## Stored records
◆ ◆ ◆ ◆

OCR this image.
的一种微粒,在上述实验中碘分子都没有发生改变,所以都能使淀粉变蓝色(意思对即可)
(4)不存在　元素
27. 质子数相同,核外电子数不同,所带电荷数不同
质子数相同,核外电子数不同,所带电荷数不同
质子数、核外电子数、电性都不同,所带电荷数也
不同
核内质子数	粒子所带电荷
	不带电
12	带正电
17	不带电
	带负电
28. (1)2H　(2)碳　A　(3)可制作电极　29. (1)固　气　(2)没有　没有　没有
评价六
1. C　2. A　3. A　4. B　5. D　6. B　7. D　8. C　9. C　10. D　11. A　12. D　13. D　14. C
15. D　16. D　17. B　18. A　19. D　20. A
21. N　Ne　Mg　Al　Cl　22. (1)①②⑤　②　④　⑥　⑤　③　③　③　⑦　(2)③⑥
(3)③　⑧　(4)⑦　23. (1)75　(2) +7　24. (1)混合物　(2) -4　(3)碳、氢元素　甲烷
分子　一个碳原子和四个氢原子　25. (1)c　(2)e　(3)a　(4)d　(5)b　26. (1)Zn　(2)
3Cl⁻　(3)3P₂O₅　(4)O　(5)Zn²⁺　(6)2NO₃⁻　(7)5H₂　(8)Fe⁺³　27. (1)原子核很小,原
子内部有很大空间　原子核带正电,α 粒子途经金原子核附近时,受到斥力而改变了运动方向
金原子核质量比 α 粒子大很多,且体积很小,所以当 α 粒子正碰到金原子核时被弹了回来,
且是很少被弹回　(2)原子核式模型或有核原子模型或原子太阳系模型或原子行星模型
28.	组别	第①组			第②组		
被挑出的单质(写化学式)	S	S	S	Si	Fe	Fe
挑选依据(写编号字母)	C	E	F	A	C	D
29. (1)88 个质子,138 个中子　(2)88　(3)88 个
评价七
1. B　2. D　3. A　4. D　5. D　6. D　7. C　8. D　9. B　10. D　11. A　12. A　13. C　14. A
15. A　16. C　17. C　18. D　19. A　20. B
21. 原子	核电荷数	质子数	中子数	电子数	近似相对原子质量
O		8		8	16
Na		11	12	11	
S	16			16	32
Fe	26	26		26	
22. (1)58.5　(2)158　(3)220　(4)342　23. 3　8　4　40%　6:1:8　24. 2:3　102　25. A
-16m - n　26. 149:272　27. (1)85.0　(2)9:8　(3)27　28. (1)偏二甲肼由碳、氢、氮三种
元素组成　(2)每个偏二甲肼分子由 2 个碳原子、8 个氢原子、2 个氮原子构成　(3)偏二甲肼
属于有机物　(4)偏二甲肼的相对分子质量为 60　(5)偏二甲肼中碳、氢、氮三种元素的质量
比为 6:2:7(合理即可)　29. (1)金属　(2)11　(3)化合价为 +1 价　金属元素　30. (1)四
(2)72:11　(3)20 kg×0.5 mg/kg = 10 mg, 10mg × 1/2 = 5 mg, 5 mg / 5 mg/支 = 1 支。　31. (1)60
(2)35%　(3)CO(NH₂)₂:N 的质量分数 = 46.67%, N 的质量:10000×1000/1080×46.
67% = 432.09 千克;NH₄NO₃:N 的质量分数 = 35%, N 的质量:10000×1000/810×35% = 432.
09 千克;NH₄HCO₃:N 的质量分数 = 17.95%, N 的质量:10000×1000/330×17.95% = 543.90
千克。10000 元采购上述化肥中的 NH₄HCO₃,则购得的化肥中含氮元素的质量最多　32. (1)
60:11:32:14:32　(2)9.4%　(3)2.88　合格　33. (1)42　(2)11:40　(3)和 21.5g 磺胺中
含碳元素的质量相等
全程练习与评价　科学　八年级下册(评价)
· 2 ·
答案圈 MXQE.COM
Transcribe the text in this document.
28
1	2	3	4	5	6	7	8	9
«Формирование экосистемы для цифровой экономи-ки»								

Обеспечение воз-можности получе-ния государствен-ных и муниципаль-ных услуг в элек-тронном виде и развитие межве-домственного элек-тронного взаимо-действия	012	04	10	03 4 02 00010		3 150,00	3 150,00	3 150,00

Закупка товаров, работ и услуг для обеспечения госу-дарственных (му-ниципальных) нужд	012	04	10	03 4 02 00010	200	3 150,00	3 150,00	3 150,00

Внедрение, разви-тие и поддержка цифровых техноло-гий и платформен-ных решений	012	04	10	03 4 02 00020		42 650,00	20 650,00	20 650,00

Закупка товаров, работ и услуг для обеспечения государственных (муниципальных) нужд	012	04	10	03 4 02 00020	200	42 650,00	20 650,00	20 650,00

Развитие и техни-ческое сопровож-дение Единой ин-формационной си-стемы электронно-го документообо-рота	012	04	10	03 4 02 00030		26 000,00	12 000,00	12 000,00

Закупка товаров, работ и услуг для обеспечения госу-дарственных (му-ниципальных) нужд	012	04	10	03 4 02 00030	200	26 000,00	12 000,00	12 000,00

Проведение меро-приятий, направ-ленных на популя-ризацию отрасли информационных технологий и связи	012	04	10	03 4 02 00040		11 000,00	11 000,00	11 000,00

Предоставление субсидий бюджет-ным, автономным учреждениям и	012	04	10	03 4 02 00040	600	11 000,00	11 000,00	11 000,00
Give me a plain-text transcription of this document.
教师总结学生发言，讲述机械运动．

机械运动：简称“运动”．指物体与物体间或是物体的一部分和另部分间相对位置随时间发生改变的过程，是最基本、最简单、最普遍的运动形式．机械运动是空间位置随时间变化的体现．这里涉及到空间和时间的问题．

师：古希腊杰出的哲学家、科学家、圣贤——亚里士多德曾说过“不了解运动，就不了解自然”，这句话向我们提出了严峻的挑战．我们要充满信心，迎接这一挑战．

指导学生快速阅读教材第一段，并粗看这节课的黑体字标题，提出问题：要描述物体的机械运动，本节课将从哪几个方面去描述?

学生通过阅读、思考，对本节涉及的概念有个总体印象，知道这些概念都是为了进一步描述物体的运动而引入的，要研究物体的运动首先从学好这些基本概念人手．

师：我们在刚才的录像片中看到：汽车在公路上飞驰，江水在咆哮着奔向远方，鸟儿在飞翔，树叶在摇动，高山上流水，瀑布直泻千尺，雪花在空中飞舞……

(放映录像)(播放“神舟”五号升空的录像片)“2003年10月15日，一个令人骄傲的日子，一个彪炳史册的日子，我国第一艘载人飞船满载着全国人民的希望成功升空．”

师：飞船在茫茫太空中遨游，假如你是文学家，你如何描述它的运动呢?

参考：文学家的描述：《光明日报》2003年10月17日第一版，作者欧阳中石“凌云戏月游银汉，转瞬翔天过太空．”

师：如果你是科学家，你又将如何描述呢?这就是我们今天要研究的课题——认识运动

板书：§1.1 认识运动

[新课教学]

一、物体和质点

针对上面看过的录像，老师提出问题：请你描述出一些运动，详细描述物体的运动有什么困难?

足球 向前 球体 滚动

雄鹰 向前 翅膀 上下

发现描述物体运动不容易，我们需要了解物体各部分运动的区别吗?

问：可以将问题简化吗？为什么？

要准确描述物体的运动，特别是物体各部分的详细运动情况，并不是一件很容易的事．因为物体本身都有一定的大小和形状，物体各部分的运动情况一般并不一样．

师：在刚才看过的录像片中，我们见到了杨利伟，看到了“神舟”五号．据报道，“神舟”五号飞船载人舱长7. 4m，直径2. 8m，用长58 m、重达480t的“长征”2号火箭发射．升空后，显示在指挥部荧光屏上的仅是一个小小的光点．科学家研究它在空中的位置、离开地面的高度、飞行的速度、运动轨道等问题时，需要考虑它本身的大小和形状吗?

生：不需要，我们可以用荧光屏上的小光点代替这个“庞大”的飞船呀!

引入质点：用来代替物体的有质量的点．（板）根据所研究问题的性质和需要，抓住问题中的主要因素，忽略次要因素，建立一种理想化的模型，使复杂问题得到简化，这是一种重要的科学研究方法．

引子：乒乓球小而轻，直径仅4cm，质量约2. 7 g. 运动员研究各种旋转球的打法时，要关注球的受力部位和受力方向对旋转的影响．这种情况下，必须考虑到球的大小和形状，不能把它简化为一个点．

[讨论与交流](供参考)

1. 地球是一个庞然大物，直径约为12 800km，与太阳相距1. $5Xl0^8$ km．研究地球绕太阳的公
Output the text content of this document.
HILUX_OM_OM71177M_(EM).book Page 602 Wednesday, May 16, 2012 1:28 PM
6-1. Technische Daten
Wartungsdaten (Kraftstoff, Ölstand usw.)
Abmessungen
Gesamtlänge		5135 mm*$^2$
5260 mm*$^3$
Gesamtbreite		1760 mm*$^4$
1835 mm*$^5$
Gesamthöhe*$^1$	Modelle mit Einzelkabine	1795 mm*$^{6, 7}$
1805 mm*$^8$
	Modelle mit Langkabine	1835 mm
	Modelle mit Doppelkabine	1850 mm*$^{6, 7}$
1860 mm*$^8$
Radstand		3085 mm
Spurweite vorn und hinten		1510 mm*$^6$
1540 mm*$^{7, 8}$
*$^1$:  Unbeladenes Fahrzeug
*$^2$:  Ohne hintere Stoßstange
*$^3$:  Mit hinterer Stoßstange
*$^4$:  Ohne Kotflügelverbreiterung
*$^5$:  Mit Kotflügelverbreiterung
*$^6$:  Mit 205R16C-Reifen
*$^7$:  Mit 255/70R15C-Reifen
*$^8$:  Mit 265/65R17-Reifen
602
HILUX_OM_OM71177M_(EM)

◆ ◆ ◆ ◆

## What is expected
Gather every line from the entries above where the word "所带电荷数不同" appears, and copy them.

## Full solution
27. 质子数相同,核外电子数不同,所带电荷数不同
质子数相同,核外电子数不同,所带电荷数不同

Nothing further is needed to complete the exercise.